■ WORK REQUIRED ■
Retype each entry below exactly as it stands.

====== SUPPLIED RECORDS ======

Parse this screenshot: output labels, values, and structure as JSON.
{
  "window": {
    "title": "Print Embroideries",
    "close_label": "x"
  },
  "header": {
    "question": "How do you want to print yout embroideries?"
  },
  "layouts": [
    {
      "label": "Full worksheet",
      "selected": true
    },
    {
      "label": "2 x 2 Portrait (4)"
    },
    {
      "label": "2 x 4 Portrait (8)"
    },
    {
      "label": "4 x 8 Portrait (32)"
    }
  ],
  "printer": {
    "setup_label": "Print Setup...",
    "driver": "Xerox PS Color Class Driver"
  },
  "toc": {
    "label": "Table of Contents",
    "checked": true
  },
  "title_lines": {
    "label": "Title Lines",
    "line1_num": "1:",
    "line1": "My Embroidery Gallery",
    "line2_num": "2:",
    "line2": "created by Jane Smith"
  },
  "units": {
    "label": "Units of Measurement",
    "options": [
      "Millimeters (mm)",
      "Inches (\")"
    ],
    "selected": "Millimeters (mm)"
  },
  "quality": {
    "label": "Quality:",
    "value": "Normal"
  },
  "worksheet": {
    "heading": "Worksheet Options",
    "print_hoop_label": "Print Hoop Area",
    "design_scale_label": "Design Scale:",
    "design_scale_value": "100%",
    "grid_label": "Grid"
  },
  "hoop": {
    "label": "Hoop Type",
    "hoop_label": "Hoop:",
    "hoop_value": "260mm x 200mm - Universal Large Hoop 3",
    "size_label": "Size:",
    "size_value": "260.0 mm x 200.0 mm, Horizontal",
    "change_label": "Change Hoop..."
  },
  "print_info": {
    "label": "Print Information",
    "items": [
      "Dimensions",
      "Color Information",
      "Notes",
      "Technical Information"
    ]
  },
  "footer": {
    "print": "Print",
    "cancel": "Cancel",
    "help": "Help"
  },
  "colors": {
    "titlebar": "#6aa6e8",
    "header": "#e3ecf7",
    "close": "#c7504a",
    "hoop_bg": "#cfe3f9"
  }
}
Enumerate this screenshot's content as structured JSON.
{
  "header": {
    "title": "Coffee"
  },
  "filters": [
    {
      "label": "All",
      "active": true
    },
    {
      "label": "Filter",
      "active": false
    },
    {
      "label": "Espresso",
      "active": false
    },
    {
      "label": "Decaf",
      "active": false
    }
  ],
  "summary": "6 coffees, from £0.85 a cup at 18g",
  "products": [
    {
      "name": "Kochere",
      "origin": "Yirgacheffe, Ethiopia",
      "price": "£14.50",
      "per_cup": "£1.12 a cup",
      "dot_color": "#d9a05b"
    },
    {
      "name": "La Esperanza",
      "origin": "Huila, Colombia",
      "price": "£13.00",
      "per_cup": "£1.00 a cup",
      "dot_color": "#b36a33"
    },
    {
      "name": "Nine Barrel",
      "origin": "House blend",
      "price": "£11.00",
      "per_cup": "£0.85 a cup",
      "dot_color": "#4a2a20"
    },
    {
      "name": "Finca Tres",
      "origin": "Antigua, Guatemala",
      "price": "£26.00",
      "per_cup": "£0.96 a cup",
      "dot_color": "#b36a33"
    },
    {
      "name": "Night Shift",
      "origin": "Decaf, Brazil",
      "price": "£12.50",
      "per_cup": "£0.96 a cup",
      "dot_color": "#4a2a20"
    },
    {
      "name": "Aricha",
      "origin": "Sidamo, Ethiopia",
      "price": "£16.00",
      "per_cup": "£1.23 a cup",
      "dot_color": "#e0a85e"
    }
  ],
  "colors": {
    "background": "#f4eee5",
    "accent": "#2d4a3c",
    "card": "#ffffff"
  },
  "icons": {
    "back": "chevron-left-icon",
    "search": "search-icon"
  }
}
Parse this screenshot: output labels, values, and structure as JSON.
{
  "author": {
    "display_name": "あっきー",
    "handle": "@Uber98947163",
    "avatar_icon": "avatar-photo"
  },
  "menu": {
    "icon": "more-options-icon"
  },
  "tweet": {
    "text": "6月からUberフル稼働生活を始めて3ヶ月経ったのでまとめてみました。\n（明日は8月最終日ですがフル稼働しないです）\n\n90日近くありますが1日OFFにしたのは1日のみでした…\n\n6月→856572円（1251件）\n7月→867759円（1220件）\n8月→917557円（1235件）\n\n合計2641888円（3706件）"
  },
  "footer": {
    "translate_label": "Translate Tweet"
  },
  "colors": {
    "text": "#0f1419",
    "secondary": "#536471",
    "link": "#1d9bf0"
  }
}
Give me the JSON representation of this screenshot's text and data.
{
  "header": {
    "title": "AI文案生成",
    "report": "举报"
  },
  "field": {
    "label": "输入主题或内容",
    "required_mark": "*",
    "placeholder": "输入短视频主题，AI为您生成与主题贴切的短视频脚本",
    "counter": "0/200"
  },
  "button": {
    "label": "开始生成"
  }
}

======

■ EXERCISE OUTPUT ■
Parse this screenshot: output labels, values, and structure as JSON.
{
  "window": {
    "title": "Print Embroideries",
    "close_label": "x"
  },
  "header": {
    "question": "How do you want to print yout embroideries?"
  },
  "layouts": [
    {
      "label": "Full worksheet",
      "selected": true
    },
    {
      "label": "2 x 2 Portrait (4)"
    },
    {
      "label": "2 x 4 Portrait (8)"
    },
    {
      "label": "4 x 8 Portrait (32)"
    }
  ],
  "printer": {
    "setup_label": "Print Setup...",
    "driver": "Xerox PS Color Class Driver"
  },
  "toc": {
    "label": "Table of Contents",
    "checked": true
  },
  "title_lines": {
    "label": "Title Lines",
    "line1_num": "1:",
    "line1": "My Embroidery Gallery",
    "line2_num": "2:",
    "line2": "created by Jane Smith"
  },
  "units": {
    "label": "Units of Measurement",
    "options": [
      "Millimeters (mm)",
      "Inches (\")"
    ],
    "selected": "Millimeters (mm)"
  },
  "quality": {
    "label": "Quality:",
    "value": "Normal"
  },
  "worksheet": {
    "heading": "Worksheet Options",
    "print_hoop_label": "Print Hoop Area",
    "design_scale_label": "Design Scale:",
    "design_scale_value": "100%",
    "grid_label": "Grid"
  },
  "hoop": {
    "label": "Hoop Type",
    "hoop_label": "Hoop:",
    "hoop_value": "260mm x 200mm - Universal Large Hoop 3",
    "size_label": "Size:",
    "size_value": "260.0 mm x 200.0 mm, Horizontal",
    "change_label": "Change Hoop..."
  },
  "print_info": {
    "label": "Print Information",
    "items": [
      "Dimensions",
      "Color Information",
      "Notes",
      "Technical Information"
    ]
  },
  "footer": {
    "print": "Print",
    "cancel": "Cancel",
    "help": "Help"
  },
  "colors": {
    "titlebar": "#6aa6e8",
    "header": "#e3ecf7",
    "close": "#c7504a",
    "hoop_bg": "#cfe3f9"
  }
}
Enumerate this screenshot's content as structured JSON.
{
  "header": {
    "title": "Coffee"
  },
  "filters": [
    {
      "label": "All",
      "active": true
    },
    {
      "label": "Filter",
      "active": false
    },
    {
      "label": "Espresso",
      "active": false
    },
    {
      "label": "Decaf",
      "active": false
    }
  ],
  "summary": "6 coffees, from £0.85 a cup at 18g",
  "products": [
    {
      "name": "Kochere",
      "origin": "Yirgacheffe, Ethiopia",
      "price": "£14.50",
      "per_cup": "£1.12 a cup",
      "dot_color": "#d9a05b"
    },
    {
      "name": "La Esperanza",
      "origin": "Huila, Colombia",
      "price": "£13.00",
      "per_cup": "£1.00 a cup",
      "dot_color": "#b36a33"
    },
    {
      "name": "Nine Barrel",
      "origin": "House blend",
      "price": "£11.00",
      "per_cup": "£0.85 a cup",
      "dot_color": "#4a2a20"
    },
    {
      "name": "Finca Tres",
      "origin": "Antigua, Guatemala",
      "price": "£26.00",
      "per_cup": "£0.96 a cup",
      "dot_color": "#b36a33"
    },
    {
      "name": "Night Shift",
      "origin": "Decaf, Brazil",
      "price": "£12.50",
      "per_cup": "£0.96 a cup",
      "dot_color": "#4a2a20"
    },
    {
      "name": "Aricha",
      "origin": "Sidamo, Ethiopia",
      "price": "£16.00",
      "per_cup": "£1.23 a cup",
      "dot_color": "#e0a85e"
    }
  ],
  "colors": {
    "background": "#f4eee5",
    "accent": "#2d4a3c",
    "card": "#ffffff"
  },
  "icons": {
    "back": "chevron-left-icon",
    "search": "search-icon"
  }
}
Parse this screenshot: output labels, values, and structure as JSON.
{
  "author": {
    "display_name": "あっきー",
    "handle": "@Uber98947163",
    "avatar_icon": "avatar-photo"
  },
  "menu": {
    "icon": "more-options-icon"
  },
  "tweet": {
    "text": "6月からUberフル稼働生活を始めて3ヶ月経ったのでまとめてみました。\n（明日は8月最終日ですがフル稼働しないです）\n\n90日近くありますが1日OFFにしたのは1日のみでした…\n\n6月→856572円（1251件）\n7月→867759円（1220件）\n8月→917557円（1235件）\n\n合計2641888円（3706件）"
  },
  "footer": {
    "translate_label": "Translate Tweet"
  },
  "colors": {
    "text": "#0f1419",
    "secondary": "#536471",
    "link": "#1d9bf0"
  }
}
Give me the JSON representation of this screenshot's text and data.
{
  "header": {
    "title": "AI文案生成",
    "report": "举报"
  },
  "field": {
    "label": "输入主题或内容",
    "required_mark": "*",
    "placeholder": "输入短视频主题，AI为您生成与主题贴切的短视频脚本",
    "counter": "0/200"
  },
  "button": {
    "label": "开始生成"
  }
}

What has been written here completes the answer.